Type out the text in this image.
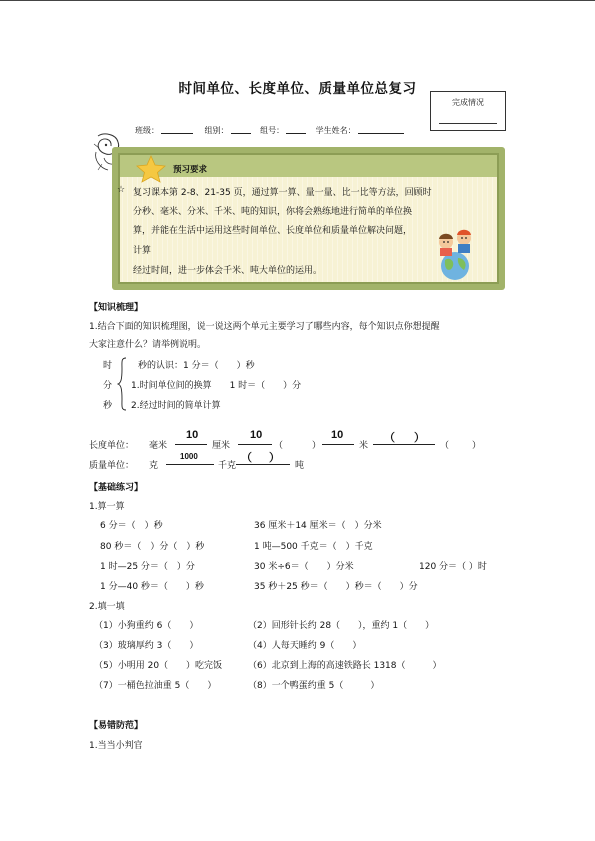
时间单位、长度单位、质量单位总复习
完成情况
班级：	组别：	组号：	学生姓名：
预习要求
☆ 复习课本第 2-8、21-35 页，通过算一算、量一量、比一比等方法，回顾时
分秒、毫米、分米、千米、吨的知识，你将会熟练地进行简单的单位换
算，并能在生活中运用这些时间单位、长度单位和质量单位解决问题，
计算
经过时间，进一步体会千米、吨大单位的运用。
【知识梳理】
1.结合下面的知识梳理图，说一说这两个单元主要学习了哪些内容，每个知识点你想提醒
大家注意什么？请举例说明。
时
分
秒
秒的认识：1 分＝（　　）秒
1.时间单位间的换算　　1 时＝（　　）分
2.经过时间的简单计算
长度单位： 毫米
10
厘米
10
（	）
10
米
（ ）
（	）
质量单位： 克
1000
千克
（ ）
吨
【基础练习】
1.算一算
6 分＝（　）秒	36 厘米＋14 厘米＝（　）分米
80 秒＝（　）分（　）秒	1 吨—500 千克＝（　）千克
1 时—25 分＝（　）分	30 米÷6＝（　　）分米	120 分＝（ ）时
1 分—40 秒＝（　　）秒	35 秒＋25 秒＝（　　）秒＝（　　）分
2.填一填
（1）小狗重约 6（　　）	（2）回形针长约 28（　　），重约 1（　　）
（3）玻璃厚约 3（　　）	（4）人每天睡约 9（　　）
（5）小明用 20（　　）吃完饭	（6）北京到上海的高速铁路长 1318（　　　）
（7）一桶色拉油重 5（　　）	（8）一个鸭蛋约重 5（　　　）
【易错防范】
1.当当小判官
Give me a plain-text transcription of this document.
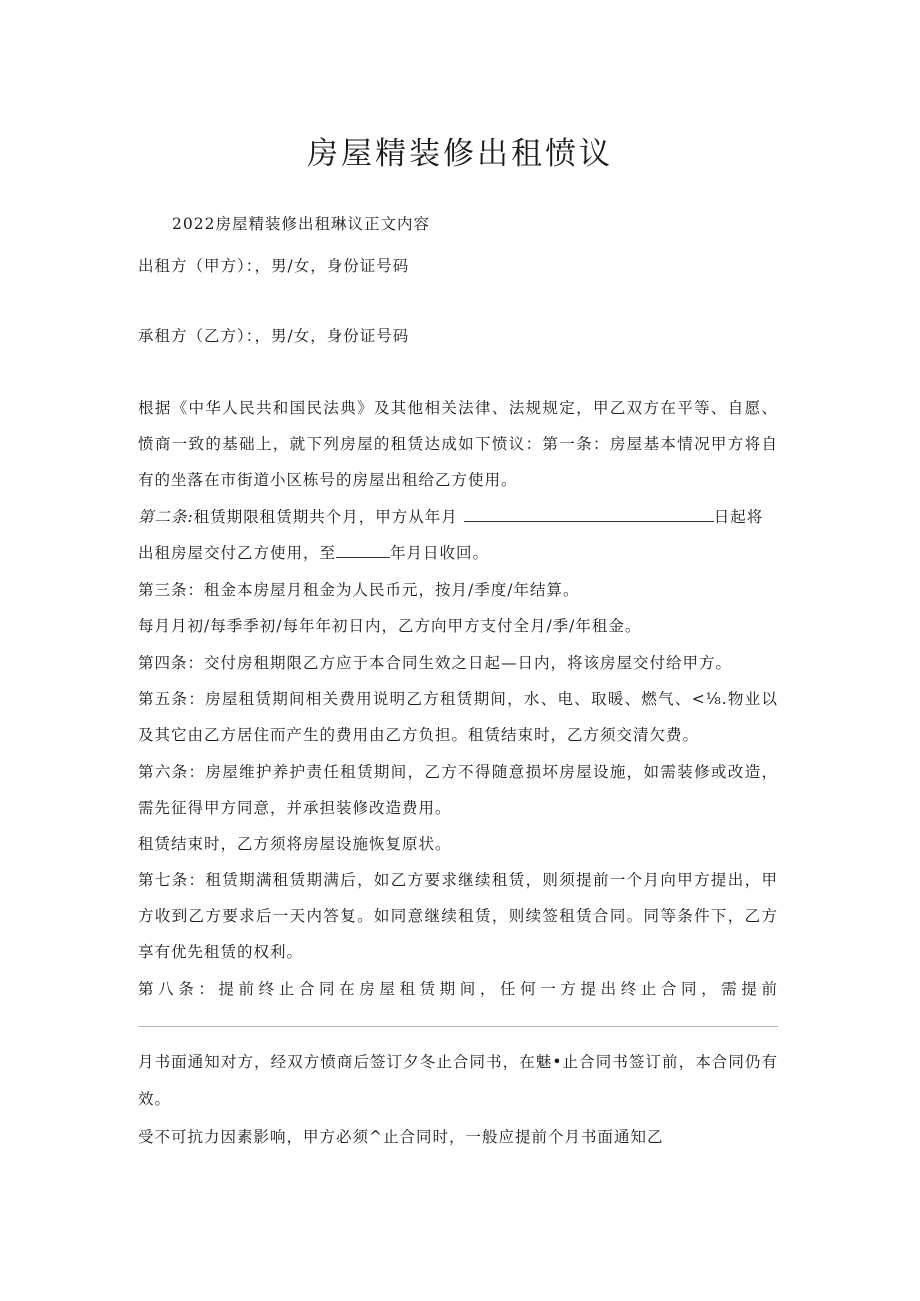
房屋精装修出租愤议

2022房屋精装修出租琳议正文内容

出租方（甲方）：，男/女，身份证号码

承租方（乙方）：，男/女，身份证号码

根据《中华人民共和国民法典》及其他相关法律、法规规定，甲乙双方在平等、自愿、

愤商一致的基础上，就下列房屋的租赁达成如下愤议：第一条：房屋基本情况甲方将自

有的坐落在市街道小区栋号的房屋出租给乙方使用。

第二条:租赁期限租赁期共个月，甲方从年月	日起将

出租房屋交付乙方使用，至	年月日收回。

第三条：租金本房屋月租金为人民币元，按月/季度/年结算。

每月月初/每季季初/每年年初日内，乙方向甲方支付全月/季/年租金。

第四条：交付房租期限乙方应于本合同生效之日起—日内，将该房屋交付给甲方。

第五条：房屋租赁期间相关费用说明乙方租赁期间，水、电、取暖、燃气、<⅛.物业以

及其它由乙方居住而产生的费用由乙方负担。租赁结束时，乙方须交清欠费。

第六条：房屋维护养护责任租赁期间，乙方不得随意损坏房屋设施，如需装修或改造，

需先征得甲方同意，并承担装修改造费用。

租赁结束时，乙方须将房屋设施恢复原状。

第七条：租赁期满租赁期满后，如乙方要求继续租赁，则须提前一个月向甲方提出，甲

方收到乙方要求后一天内答复。如同意继续租赁，则续签租赁合同。同等条件下，乙方

享有优先租赁的权利。

第八条：提前终止合同在房屋租赁期间，任何一方提出终止合同，需提前

月书面通知对方，经双方愤商后签订夕冬止合同书，在魅•止合同书签订前，本合同仍有

效。

受不可抗力因素影响，甲方必须^止合同时，一般应提前个月书面通知乙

WHAT THE TASK REQUIRES:
Go through the entries and return each line where the word "租赁结束时" appears.

OUTPUT:
及其它由乙方居住而产生的费用由乙方负担。租赁结束时，乙方须交清欠费。
租赁结束时，乙方须将房屋设施恢复原状。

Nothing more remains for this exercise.